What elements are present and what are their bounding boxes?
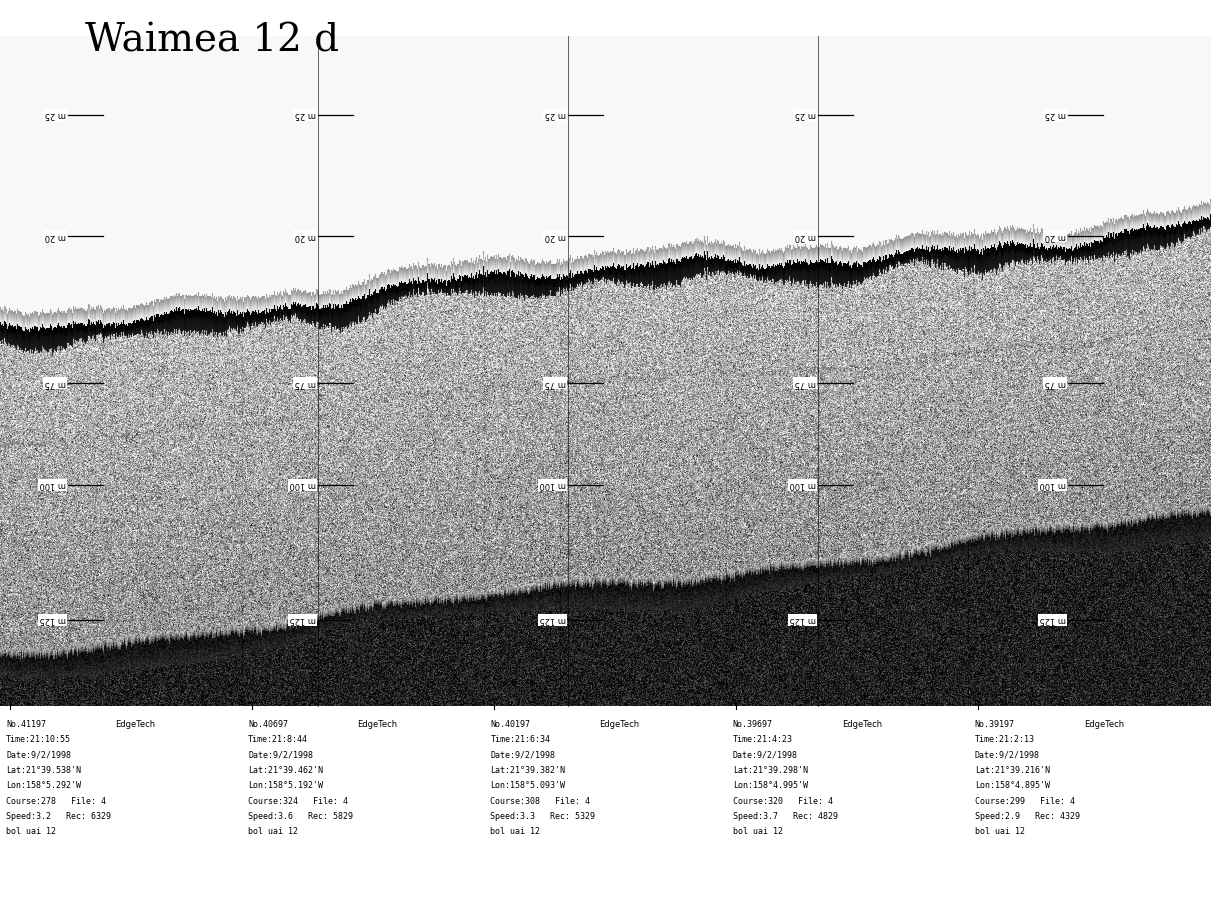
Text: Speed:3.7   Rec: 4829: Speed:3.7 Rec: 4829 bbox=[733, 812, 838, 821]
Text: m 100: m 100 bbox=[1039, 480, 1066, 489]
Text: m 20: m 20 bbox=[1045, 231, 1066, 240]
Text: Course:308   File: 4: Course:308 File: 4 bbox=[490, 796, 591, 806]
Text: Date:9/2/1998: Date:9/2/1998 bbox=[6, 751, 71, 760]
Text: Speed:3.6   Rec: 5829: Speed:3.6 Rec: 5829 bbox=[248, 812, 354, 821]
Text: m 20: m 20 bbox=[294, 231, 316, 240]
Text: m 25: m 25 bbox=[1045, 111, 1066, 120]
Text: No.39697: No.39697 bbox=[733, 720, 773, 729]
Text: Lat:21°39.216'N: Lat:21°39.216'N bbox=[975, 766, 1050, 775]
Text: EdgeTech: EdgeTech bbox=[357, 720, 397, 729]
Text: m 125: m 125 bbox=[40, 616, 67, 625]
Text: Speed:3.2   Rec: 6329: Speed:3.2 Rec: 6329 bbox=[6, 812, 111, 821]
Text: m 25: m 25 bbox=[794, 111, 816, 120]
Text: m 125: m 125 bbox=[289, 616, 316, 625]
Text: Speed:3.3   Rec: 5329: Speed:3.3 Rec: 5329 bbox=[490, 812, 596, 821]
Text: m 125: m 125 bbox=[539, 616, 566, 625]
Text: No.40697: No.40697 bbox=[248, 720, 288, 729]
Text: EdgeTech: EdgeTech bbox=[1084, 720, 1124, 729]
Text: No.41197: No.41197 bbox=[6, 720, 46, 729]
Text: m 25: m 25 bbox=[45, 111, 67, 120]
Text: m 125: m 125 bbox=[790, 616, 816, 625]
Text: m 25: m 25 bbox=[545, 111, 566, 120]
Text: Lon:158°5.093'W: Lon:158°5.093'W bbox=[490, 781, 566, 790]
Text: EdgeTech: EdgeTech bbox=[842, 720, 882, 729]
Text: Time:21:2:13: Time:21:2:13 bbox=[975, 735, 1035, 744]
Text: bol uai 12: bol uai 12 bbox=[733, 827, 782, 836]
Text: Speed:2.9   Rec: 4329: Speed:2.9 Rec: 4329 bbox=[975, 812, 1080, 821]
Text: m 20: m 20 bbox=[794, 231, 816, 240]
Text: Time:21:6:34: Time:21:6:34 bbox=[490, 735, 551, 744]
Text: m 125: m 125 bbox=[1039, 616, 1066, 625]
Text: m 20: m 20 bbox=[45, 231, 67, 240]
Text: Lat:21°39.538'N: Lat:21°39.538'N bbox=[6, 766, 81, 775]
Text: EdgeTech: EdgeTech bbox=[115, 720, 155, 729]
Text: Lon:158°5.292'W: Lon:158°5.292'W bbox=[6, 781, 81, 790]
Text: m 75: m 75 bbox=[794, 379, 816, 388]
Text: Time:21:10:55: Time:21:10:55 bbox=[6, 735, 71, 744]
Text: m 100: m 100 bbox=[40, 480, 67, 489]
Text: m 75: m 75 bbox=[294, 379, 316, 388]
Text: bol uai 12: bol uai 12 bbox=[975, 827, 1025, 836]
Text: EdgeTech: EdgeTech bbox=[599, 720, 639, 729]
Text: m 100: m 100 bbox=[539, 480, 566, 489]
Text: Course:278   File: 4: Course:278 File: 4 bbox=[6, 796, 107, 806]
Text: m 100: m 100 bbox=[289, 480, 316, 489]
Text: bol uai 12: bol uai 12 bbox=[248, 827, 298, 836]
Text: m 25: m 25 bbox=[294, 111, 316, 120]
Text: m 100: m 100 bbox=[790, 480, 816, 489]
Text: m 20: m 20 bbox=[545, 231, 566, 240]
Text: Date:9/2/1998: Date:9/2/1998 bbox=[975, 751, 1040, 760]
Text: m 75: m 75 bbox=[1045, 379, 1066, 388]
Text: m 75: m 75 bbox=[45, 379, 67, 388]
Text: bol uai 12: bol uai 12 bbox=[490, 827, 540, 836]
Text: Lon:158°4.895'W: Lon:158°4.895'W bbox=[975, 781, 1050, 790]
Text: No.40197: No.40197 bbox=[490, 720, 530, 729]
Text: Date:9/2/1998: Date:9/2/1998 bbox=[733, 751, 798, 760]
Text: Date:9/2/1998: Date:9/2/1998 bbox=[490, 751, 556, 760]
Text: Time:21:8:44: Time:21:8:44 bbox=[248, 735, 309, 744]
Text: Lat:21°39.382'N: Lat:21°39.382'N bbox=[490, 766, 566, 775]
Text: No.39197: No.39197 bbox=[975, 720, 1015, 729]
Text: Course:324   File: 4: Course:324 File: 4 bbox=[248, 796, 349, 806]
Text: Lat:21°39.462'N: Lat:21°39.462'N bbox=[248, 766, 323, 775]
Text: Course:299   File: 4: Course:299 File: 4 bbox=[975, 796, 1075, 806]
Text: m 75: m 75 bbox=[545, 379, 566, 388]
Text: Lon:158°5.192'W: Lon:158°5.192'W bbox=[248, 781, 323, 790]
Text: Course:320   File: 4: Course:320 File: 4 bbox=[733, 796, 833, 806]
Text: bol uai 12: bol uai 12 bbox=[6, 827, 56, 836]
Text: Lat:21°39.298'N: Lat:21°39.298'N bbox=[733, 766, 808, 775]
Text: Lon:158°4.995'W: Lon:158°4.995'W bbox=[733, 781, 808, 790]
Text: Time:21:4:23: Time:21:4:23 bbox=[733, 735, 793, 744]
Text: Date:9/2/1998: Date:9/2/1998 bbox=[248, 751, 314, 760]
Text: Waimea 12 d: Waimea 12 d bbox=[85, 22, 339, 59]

+ + + +

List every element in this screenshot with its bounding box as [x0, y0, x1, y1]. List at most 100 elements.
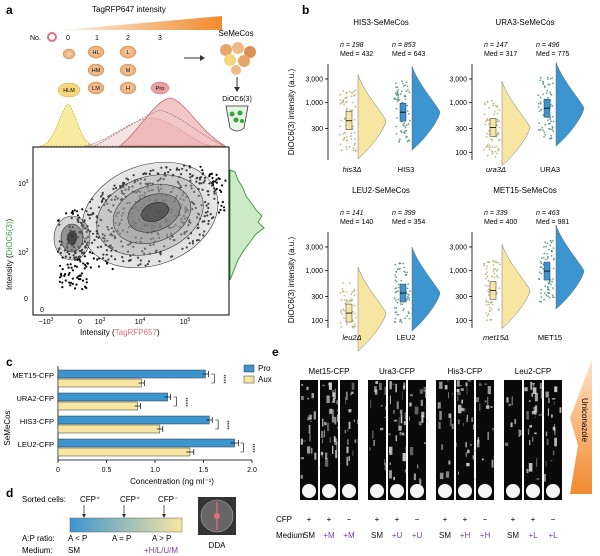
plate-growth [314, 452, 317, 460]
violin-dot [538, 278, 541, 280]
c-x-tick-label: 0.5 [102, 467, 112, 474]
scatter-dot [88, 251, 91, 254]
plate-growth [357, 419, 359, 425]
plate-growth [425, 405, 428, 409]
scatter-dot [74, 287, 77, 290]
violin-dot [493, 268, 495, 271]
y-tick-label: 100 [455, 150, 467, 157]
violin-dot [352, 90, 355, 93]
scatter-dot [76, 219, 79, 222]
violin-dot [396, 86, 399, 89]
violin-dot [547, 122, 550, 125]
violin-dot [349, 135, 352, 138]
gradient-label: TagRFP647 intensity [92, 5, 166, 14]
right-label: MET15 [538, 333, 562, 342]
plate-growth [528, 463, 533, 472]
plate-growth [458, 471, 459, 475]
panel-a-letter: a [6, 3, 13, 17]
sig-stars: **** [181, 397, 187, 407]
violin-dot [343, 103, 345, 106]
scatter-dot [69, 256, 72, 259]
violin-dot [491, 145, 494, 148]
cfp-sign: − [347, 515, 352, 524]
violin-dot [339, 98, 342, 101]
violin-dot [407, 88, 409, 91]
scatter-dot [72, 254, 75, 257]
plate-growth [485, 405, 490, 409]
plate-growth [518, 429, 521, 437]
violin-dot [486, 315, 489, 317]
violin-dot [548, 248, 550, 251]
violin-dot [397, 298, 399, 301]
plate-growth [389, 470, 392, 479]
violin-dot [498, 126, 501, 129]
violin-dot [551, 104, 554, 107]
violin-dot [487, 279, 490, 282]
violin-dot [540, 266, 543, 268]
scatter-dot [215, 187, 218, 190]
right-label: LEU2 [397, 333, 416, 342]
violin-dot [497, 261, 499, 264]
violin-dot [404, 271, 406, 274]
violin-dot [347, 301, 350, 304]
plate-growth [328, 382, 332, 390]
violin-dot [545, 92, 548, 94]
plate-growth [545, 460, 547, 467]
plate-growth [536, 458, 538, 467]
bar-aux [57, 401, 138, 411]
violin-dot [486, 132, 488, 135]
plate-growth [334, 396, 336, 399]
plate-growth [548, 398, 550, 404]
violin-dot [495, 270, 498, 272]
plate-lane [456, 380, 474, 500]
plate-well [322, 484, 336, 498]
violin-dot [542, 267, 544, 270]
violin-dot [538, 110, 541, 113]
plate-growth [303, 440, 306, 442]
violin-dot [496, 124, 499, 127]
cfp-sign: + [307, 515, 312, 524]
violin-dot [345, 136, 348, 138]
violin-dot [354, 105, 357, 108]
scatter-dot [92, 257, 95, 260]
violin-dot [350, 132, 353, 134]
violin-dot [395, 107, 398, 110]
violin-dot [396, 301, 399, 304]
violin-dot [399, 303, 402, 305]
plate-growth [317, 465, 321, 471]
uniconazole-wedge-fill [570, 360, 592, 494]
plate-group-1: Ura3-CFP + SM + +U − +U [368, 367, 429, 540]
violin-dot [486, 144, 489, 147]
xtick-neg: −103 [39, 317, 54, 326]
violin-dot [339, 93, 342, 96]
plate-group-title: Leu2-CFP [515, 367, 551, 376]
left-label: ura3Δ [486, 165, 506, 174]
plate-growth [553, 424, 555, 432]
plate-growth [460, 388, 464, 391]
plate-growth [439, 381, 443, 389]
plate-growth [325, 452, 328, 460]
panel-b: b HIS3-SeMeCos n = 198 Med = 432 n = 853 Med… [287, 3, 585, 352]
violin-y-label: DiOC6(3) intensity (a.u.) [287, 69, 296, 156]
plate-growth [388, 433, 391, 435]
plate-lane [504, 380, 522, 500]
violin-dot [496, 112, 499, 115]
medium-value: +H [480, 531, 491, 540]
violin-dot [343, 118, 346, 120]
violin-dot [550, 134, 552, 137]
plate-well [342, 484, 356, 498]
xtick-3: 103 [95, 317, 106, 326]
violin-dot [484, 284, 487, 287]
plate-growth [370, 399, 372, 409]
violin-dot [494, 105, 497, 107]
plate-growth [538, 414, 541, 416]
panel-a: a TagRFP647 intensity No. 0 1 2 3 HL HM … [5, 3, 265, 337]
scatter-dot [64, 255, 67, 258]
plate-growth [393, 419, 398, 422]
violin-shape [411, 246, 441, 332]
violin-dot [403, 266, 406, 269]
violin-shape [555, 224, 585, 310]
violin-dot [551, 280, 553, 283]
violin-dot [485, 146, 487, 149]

+ + + +

* **Challenge**
Quote the lines of the material above, from the line with "812, 838, 821]" up to and including the line with "Text: Lat:21°39.216'N: Lat:21°39.216'N".

* **Complete output**
Text: Speed:3.7   Rec: 4829: Speed:3.7 Rec: 4829 bbox=[733, 812, 838, 821]
Text: m 100: m 100 bbox=[1039, 480, 1066, 489]
Text: m 20: m 20 bbox=[1045, 231, 1066, 240]
Text: Course:308   File: 4: Course:308 File: 4 bbox=[490, 796, 591, 806]
Text: Date:9/2/1998: Date:9/2/1998 bbox=[6, 751, 71, 760]
Text: Speed:3.6   Rec: 5829: Speed:3.6 Rec: 5829 bbox=[248, 812, 354, 821]
Text: m 20: m 20 bbox=[294, 231, 316, 240]
Text: m 25: m 25 bbox=[1045, 111, 1066, 120]
Text: No.39697: No.39697 bbox=[733, 720, 773, 729]
Text: Lat:21°39.216'N: Lat:21°39.216'N bbox=[975, 766, 1050, 775]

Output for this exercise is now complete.